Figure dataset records
%%
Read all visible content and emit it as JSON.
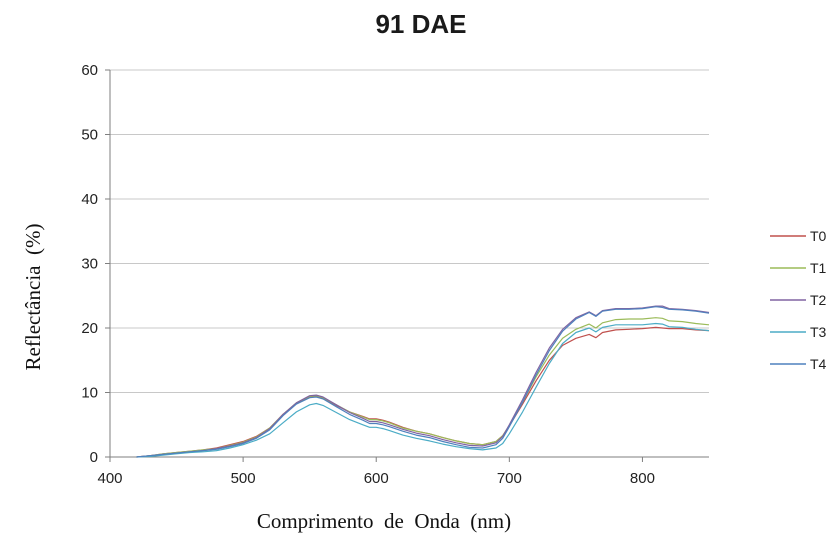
{
  "chart_data": {
    "type": "line",
    "title": "91 DAE",
    "xlabel": "Comprimento  de  Onda  (nm)",
    "ylabel": "Reflectância  (%)",
    "xlim": [
      400,
      850
    ],
    "ylim": [
      0,
      60
    ],
    "x_ticks": [
      400,
      500,
      600,
      700,
      800
    ],
    "y_ticks": [
      0,
      10,
      20,
      30,
      40,
      50,
      60
    ],
    "grid": "horizontal",
    "legend_position": "right",
    "x": [
      420,
      430,
      440,
      450,
      460,
      470,
      480,
      490,
      500,
      510,
      520,
      530,
      540,
      550,
      555,
      560,
      570,
      580,
      590,
      595,
      600,
      605,
      610,
      620,
      630,
      640,
      650,
      660,
      670,
      680,
      690,
      695,
      700,
      710,
      720,
      730,
      740,
      750,
      760,
      765,
      770,
      780,
      790,
      800,
      810,
      815,
      820,
      830,
      840,
      850
    ],
    "series": [
      {
        "name": "T0",
        "color": "#c0504d",
        "values": [
          0.0,
          0.2,
          0.5,
          0.7,
          0.9,
          1.1,
          1.4,
          1.9,
          2.4,
          3.2,
          4.5,
          6.6,
          8.3,
          9.3,
          9.4,
          9.1,
          8.0,
          7.0,
          6.3,
          5.9,
          5.9,
          5.7,
          5.4,
          4.6,
          4.0,
          3.6,
          3.0,
          2.5,
          2.1,
          1.9,
          2.4,
          3.3,
          4.8,
          8.2,
          11.8,
          15.0,
          17.3,
          18.4,
          19.0,
          18.5,
          19.3,
          19.7,
          19.8,
          19.9,
          20.1,
          20.0,
          19.9,
          19.9,
          19.7,
          19.6
        ]
      },
      {
        "name": "T1",
        "color": "#9bbb59",
        "values": [
          0.0,
          0.2,
          0.5,
          0.7,
          0.9,
          1.1,
          1.3,
          1.8,
          2.3,
          3.1,
          4.5,
          6.6,
          8.4,
          9.4,
          9.5,
          9.2,
          8.1,
          7.0,
          6.2,
          5.8,
          5.8,
          5.6,
          5.3,
          4.5,
          4.0,
          3.6,
          3.0,
          2.5,
          2.1,
          1.9,
          2.4,
          3.3,
          4.9,
          8.5,
          12.4,
          15.8,
          18.4,
          19.8,
          20.6,
          20.0,
          20.8,
          21.3,
          21.4,
          21.4,
          21.6,
          21.5,
          21.1,
          21.0,
          20.7,
          20.5
        ]
      },
      {
        "name": "T2",
        "color": "#8064a2",
        "values": [
          0.0,
          0.2,
          0.4,
          0.6,
          0.8,
          1.0,
          1.3,
          1.7,
          2.2,
          3.0,
          4.4,
          6.6,
          8.4,
          9.5,
          9.6,
          9.3,
          8.1,
          6.9,
          6.0,
          5.5,
          5.5,
          5.3,
          5.0,
          4.3,
          3.7,
          3.3,
          2.7,
          2.2,
          1.8,
          1.7,
          2.2,
          3.2,
          5.0,
          8.9,
          13.1,
          16.9,
          19.8,
          21.6,
          22.5,
          21.9,
          22.7,
          23.0,
          23.0,
          23.1,
          23.4,
          23.4,
          23.0,
          22.9,
          22.7,
          22.4
        ]
      },
      {
        "name": "T3",
        "color": "#4bacc6",
        "values": [
          0.0,
          0.1,
          0.3,
          0.5,
          0.7,
          0.8,
          1.0,
          1.4,
          1.9,
          2.6,
          3.6,
          5.3,
          7.0,
          8.1,
          8.3,
          8.0,
          6.9,
          5.8,
          5.0,
          4.6,
          4.6,
          4.4,
          4.1,
          3.4,
          2.9,
          2.5,
          2.0,
          1.6,
          1.3,
          1.1,
          1.4,
          2.1,
          3.6,
          7.0,
          10.8,
          14.5,
          17.6,
          19.3,
          20.0,
          19.4,
          20.1,
          20.5,
          20.5,
          20.5,
          20.7,
          20.6,
          20.2,
          20.1,
          19.8,
          19.6
        ]
      },
      {
        "name": "T4",
        "color": "#4f81bd",
        "values": [
          0.0,
          0.2,
          0.4,
          0.6,
          0.8,
          1.0,
          1.2,
          1.6,
          2.1,
          2.9,
          4.2,
          6.4,
          8.2,
          9.2,
          9.3,
          9.0,
          7.8,
          6.6,
          5.7,
          5.2,
          5.2,
          5.0,
          4.7,
          4.0,
          3.4,
          3.0,
          2.4,
          1.9,
          1.5,
          1.4,
          1.9,
          2.9,
          4.7,
          8.5,
          12.7,
          16.5,
          19.5,
          21.4,
          22.4,
          21.8,
          22.6,
          22.9,
          22.9,
          23.0,
          23.3,
          23.2,
          22.9,
          22.8,
          22.6,
          22.3
        ]
      }
    ]
  }
}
%%
**Stated goal**
Count how many lines above carry the word "color". Only the number is required.

**Finished answer**
5